-- Passage given start --

Hi Kei,
This is a nice question. I used to use streaming medians for interviews.There are many options depending upon how accurate you need to be, with different memory, accuracy tradeoffs.
At the simplest level, you could just store the median each day, and then calculate the median of medians. This is what KDB used to do to calculate medians over partitions prior to v3.0. This is very simple, but it sacrifices as bit of accuracy.
To be completely accurate we don't need to store every trade, at the very least we need to store the number of trades with each different trade size. i.e to bin the data. Trade sizes are discrete, so this should cut down on things significantly. The median can then be reconstructed by calculating the 30 day rolling sum of the medians, and then finding where the CDF crosses 0.5 cross sectionally.
Trade sizes start at zero, so the size of our bins table could be bulked up by large but rare trades which are unlikely to have an effect on the median. To combat this you could clip the trade sizes at say 90% each day (but still include these trades at the clipped size), which would save some space. It probably wouldn't effect the accuracy, but could introduce some bias, especially as you transition between trading environments e.g. from low to high volatility.
To combat this bias, an alternative would be to use to use batch reservoir sampling, to decide which trades to include each day. This is more advanced, but is likely to give a very accurate answer without any bias.
If space is an absolute premium, and you would only like to store a few values per sym per day, then you could look at a technique called frugal streaming, but I don't think it can be vectorized.
Best,
George

-- Passage given end --

### What you need to do
1. According to the reply on streaming medians, what did KDB use to calculate medians over partitions prior to v3.0?
2. State whether each statement agrees with the reply on streaming medians, answering yes or no and quoting the deciding words. (a) Trade sizes are discrete. (b) Frugal streaming can be vectorized. (c) Batch reservoir sampling is simpler than clipping trade sizes.
3. Write out the reply on streaming medians between "To combat this bias, an" and "can be vectorized.", inclusive, swapping "space" for "memory".

-- Given entries start --

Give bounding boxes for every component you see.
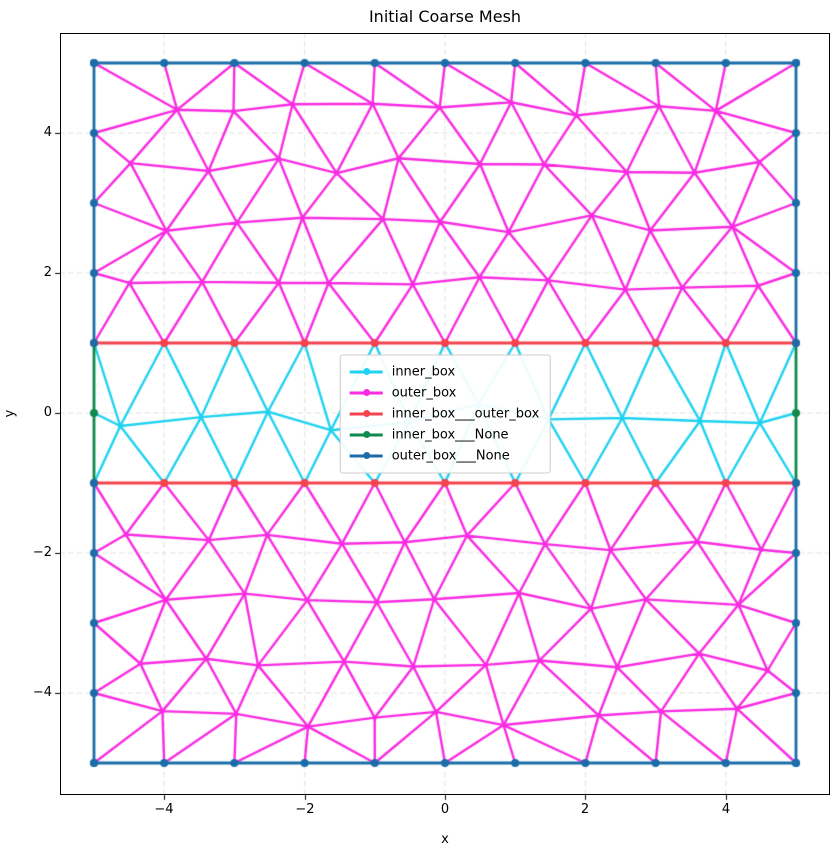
- legend-line-sample: [349, 431, 383, 439]
- legend-marker-dot-icon: [362, 410, 370, 418]
- legend-line-sample: [349, 389, 383, 397]
- legend-label: inner_box___outer_box: [391, 406, 540, 422]
- legend-item: inner_box___outer_box: [349, 404, 540, 425]
- legend-item: outer_box___None: [349, 446, 540, 467]
- legend-label: inner_box___None: [391, 427, 509, 443]
- legend-item: outer_box: [349, 383, 540, 404]
- legend-marker-dot-icon: [362, 389, 370, 397]
- legend-label: outer_box: [391, 385, 457, 401]
- legend-line-sample: [349, 368, 383, 376]
- x-tick-label: −2: [295, 802, 315, 817]
- legend-label: outer_box___None: [391, 448, 510, 464]
- legend-marker-dot-icon: [362, 452, 370, 460]
- y-axis-label: y: [2, 409, 18, 418]
- x-tick-label: 4: [721, 802, 731, 817]
- legend-item: inner_box___None: [349, 425, 540, 446]
- legend-item: inner_box: [349, 362, 540, 383]
- legend-line-sample: [349, 410, 383, 418]
- y-tick-label: 0: [43, 405, 52, 420]
- legend-marker-dot-icon: [362, 431, 370, 439]
- y-tick-label: 4: [43, 125, 52, 140]
- x-tick-label: 0: [440, 802, 450, 817]
- x-axis-label: x: [441, 832, 449, 847]
- x-tick-label: 2: [580, 802, 590, 817]
- plot-title: Initial Coarse Mesh: [368, 7, 522, 26]
- legend-marker-dot-icon: [362, 368, 370, 376]
- legend-line-sample: [349, 452, 383, 460]
- x-tick-label: −4: [154, 802, 174, 817]
- legend-box: inner_box outer_box inner_box___outer_bo…: [339, 354, 551, 474]
- y-tick-label: −4: [32, 685, 52, 700]
- legend-label: inner_box: [391, 364, 456, 380]
- y-tick-label: −2: [32, 545, 52, 560]
- y-tick-label: 2: [43, 265, 52, 280]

-- Given entries end --

### Full solutions
1. It calculated the median of medians from the median stored each day.

2.
(a) Yes: "Trade sizes are discrete"
(b) No: "but I don't think it can be vectorized"
(c) No: "This is more advanced"

3.
To combat this bias, an alternative would be to use to use batch reservoir sampling, to decide which trades to include each day. This is more advanced, but is likely to give a very accurate answer without any bias.
If memory is an absolute premium, and you would only like to store a few values per sym per day, then you could look at a technique called frugal streaming, but I don't think it can be vectorized.